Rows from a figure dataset
(begin)
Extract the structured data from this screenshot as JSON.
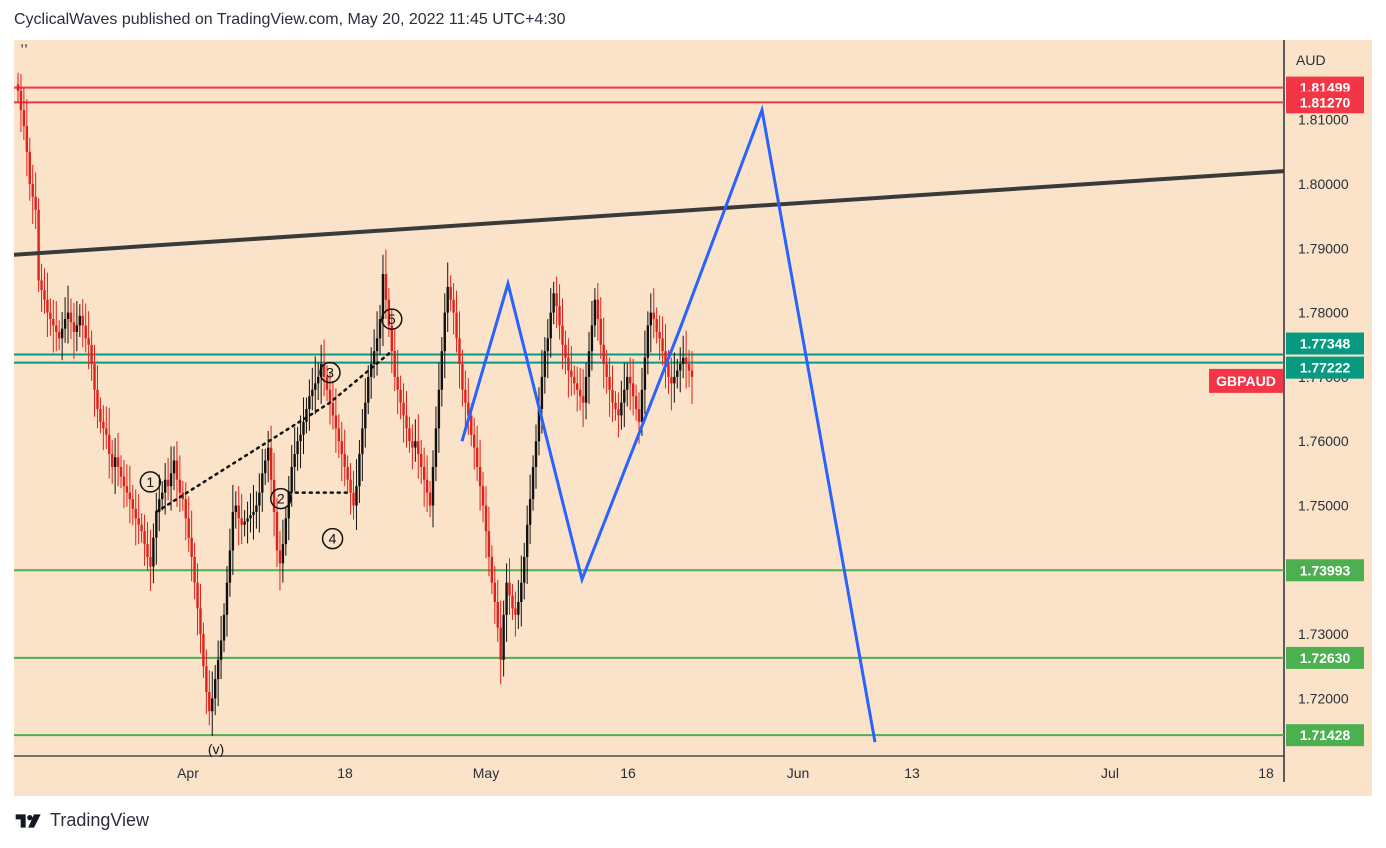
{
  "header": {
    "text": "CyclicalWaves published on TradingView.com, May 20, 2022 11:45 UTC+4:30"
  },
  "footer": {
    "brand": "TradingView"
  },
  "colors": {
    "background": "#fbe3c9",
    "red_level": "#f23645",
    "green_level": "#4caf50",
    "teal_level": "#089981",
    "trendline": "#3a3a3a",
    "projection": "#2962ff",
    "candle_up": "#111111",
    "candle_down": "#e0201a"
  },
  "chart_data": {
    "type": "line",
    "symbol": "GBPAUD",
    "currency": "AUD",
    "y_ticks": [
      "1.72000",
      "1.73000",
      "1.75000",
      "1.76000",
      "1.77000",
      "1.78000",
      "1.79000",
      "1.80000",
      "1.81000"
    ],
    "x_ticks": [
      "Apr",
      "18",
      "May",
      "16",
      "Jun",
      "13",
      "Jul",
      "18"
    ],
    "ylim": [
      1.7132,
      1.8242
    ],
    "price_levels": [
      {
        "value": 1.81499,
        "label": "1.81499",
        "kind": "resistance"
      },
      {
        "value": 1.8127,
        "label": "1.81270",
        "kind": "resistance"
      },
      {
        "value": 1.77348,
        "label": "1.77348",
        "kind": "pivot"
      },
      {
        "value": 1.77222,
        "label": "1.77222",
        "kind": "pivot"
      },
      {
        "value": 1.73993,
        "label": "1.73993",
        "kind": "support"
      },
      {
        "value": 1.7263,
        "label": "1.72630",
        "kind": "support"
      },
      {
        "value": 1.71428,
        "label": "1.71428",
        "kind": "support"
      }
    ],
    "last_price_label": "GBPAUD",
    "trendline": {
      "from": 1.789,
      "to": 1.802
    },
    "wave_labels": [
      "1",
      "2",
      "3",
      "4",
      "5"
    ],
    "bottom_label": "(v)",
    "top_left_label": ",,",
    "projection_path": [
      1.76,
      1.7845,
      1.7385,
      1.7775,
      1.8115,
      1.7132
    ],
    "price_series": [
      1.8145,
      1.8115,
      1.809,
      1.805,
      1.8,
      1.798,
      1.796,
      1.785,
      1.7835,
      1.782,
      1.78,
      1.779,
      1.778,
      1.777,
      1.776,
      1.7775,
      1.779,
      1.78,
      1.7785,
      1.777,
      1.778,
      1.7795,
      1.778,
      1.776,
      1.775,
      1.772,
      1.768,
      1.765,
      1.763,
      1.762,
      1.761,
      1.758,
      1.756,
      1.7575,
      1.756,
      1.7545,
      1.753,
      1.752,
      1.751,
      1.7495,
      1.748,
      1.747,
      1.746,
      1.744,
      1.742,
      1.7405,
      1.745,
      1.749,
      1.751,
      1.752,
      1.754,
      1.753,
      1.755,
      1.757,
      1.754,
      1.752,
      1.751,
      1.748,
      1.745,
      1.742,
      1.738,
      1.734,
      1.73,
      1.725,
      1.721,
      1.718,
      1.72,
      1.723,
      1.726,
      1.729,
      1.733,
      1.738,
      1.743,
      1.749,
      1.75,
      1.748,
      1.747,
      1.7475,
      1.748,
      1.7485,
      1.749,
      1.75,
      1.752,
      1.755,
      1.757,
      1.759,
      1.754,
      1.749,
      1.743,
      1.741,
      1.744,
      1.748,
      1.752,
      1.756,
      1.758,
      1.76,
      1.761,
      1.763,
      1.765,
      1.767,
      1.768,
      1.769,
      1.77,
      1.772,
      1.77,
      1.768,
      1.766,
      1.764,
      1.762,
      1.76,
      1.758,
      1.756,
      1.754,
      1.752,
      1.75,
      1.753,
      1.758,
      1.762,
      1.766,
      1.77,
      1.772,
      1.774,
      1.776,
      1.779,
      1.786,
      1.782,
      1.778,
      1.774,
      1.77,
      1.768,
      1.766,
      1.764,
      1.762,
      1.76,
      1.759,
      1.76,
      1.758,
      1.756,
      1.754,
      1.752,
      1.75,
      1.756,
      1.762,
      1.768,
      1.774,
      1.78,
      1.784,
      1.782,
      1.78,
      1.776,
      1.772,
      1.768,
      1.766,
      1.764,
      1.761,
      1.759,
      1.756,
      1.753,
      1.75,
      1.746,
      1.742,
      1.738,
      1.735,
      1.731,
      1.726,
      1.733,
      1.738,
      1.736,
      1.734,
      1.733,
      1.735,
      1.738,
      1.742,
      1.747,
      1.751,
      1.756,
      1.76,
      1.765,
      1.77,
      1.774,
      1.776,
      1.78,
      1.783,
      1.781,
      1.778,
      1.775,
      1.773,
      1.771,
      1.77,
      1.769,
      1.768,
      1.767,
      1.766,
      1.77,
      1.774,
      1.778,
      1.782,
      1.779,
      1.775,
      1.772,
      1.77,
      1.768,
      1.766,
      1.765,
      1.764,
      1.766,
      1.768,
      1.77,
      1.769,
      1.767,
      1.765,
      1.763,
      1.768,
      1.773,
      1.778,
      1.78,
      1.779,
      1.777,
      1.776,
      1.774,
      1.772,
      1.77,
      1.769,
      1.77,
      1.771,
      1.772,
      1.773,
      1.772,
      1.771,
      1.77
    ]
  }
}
(end)
* **Exercise requirements**: An exact transcription of all the entries is required, without the pictures.

* **Problem solution**:
Extract the structured data from this screenshot as JSON.
{
  "header": {
    "text": "CyclicalWaves published on TradingView.com, May 20, 2022 11:45 UTC+4:30"
  },
  "footer": {
    "brand": "TradingView"
  },
  "colors": {
    "background": "#fbe3c9",
    "red_level": "#f23645",
    "green_level": "#4caf50",
    "teal_level": "#089981",
    "trendline": "#3a3a3a",
    "projection": "#2962ff",
    "candle_up": "#111111",
    "candle_down": "#e0201a"
  },
  "chart_data": {
    "type": "line",
    "symbol": "GBPAUD",
    "currency": "AUD",
    "y_ticks": [
      "1.72000",
      "1.73000",
      "1.75000",
      "1.76000",
      "1.77000",
      "1.78000",
      "1.79000",
      "1.80000",
      "1.81000"
    ],
    "x_ticks": [
      "Apr",
      "18",
      "May",
      "16",
      "Jun",
      "13",
      "Jul",
      "18"
    ],
    "ylim": [
      1.7132,
      1.8242
    ],
    "price_levels": [
      {
        "value": 1.81499,
        "label": "1.81499",
        "kind": "resistance"
      },
      {
        "value": 1.8127,
        "label": "1.81270",
        "kind": "resistance"
      },
      {
        "value": 1.77348,
        "label": "1.77348",
        "kind": "pivot"
      },
      {
        "value": 1.77222,
        "label": "1.77222",
        "kind": "pivot"
      },
      {
        "value": 1.73993,
        "label": "1.73993",
        "kind": "support"
      },
      {
        "value": 1.7263,
        "label": "1.72630",
        "kind": "support"
      },
      {
        "value": 1.71428,
        "label": "1.71428",
        "kind": "support"
      }
    ],
    "last_price_label": "GBPAUD",
    "trendline": {
      "from": 1.789,
      "to": 1.802
    },
    "wave_labels": [
      "1",
      "2",
      "3",
      "4",
      "5"
    ],
    "bottom_label": "(v)",
    "top_left_label": ",,",
    "projection_path": [
      1.76,
      1.7845,
      1.7385,
      1.7775,
      1.8115,
      1.7132
    ],
    "price_series": [
      1.8145,
      1.8115,
      1.809,
      1.805,
      1.8,
      1.798,
      1.796,
      1.785,
      1.7835,
      1.782,
      1.78,
      1.779,
      1.778,
      1.777,
      1.776,
      1.7775,
      1.779,
      1.78,
      1.7785,
      1.777,
      1.778,
      1.7795,
      1.778,
      1.776,
      1.775,
      1.772,
      1.768,
      1.765,
      1.763,
      1.762,
      1.761,
      1.758,
      1.756,
      1.7575,
      1.756,
      1.7545,
      1.753,
      1.752,
      1.751,
      1.7495,
      1.748,
      1.747,
      1.746,
      1.744,
      1.742,
      1.7405,
      1.745,
      1.749,
      1.751,
      1.752,
      1.754,
      1.753,
      1.755,
      1.757,
      1.754,
      1.752,
      1.751,
      1.748,
      1.745,
      1.742,
      1.738,
      1.734,
      1.73,
      1.725,
      1.721,
      1.718,
      1.72,
      1.723,
      1.726,
      1.729,
      1.733,
      1.738,
      1.743,
      1.749,
      1.75,
      1.748,
      1.747,
      1.7475,
      1.748,
      1.7485,
      1.749,
      1.75,
      1.752,
      1.755,
      1.757,
      1.759,
      1.754,
      1.749,
      1.743,
      1.741,
      1.744,
      1.748,
      1.752,
      1.756,
      1.758,
      1.76,
      1.761,
      1.763,
      1.765,
      1.767,
      1.768,
      1.769,
      1.77,
      1.772,
      1.77,
      1.768,
      1.766,
      1.764,
      1.762,
      1.76,
      1.758,
      1.756,
      1.754,
      1.752,
      1.75,
      1.753,
      1.758,
      1.762,
      1.766,
      1.77,
      1.772,
      1.774,
      1.776,
      1.779,
      1.786,
      1.782,
      1.778,
      1.774,
      1.77,
      1.768,
      1.766,
      1.764,
      1.762,
      1.76,
      1.759,
      1.76,
      1.758,
      1.756,
      1.754,
      1.752,
      1.75,
      1.756,
      1.762,
      1.768,
      1.774,
      1.78,
      1.784,
      1.782,
      1.78,
      1.776,
      1.772,
      1.768,
      1.766,
      1.764,
      1.761,
      1.759,
      1.756,
      1.753,
      1.75,
      1.746,
      1.742,
      1.738,
      1.735,
      1.731,
      1.726,
      1.733,
      1.738,
      1.736,
      1.734,
      1.733,
      1.735,
      1.738,
      1.742,
      1.747,
      1.751,
      1.756,
      1.76,
      1.765,
      1.77,
      1.774,
      1.776,
      1.78,
      1.783,
      1.781,
      1.778,
      1.775,
      1.773,
      1.771,
      1.77,
      1.769,
      1.768,
      1.767,
      1.766,
      1.77,
      1.774,
      1.778,
      1.782,
      1.779,
      1.775,
      1.772,
      1.77,
      1.768,
      1.766,
      1.765,
      1.764,
      1.766,
      1.768,
      1.77,
      1.769,
      1.767,
      1.765,
      1.763,
      1.768,
      1.773,
      1.778,
      1.78,
      1.779,
      1.777,
      1.776,
      1.774,
      1.772,
      1.77,
      1.769,
      1.77,
      1.771,
      1.772,
      1.773,
      1.772,
      1.771,
      1.77
    ]
  }
}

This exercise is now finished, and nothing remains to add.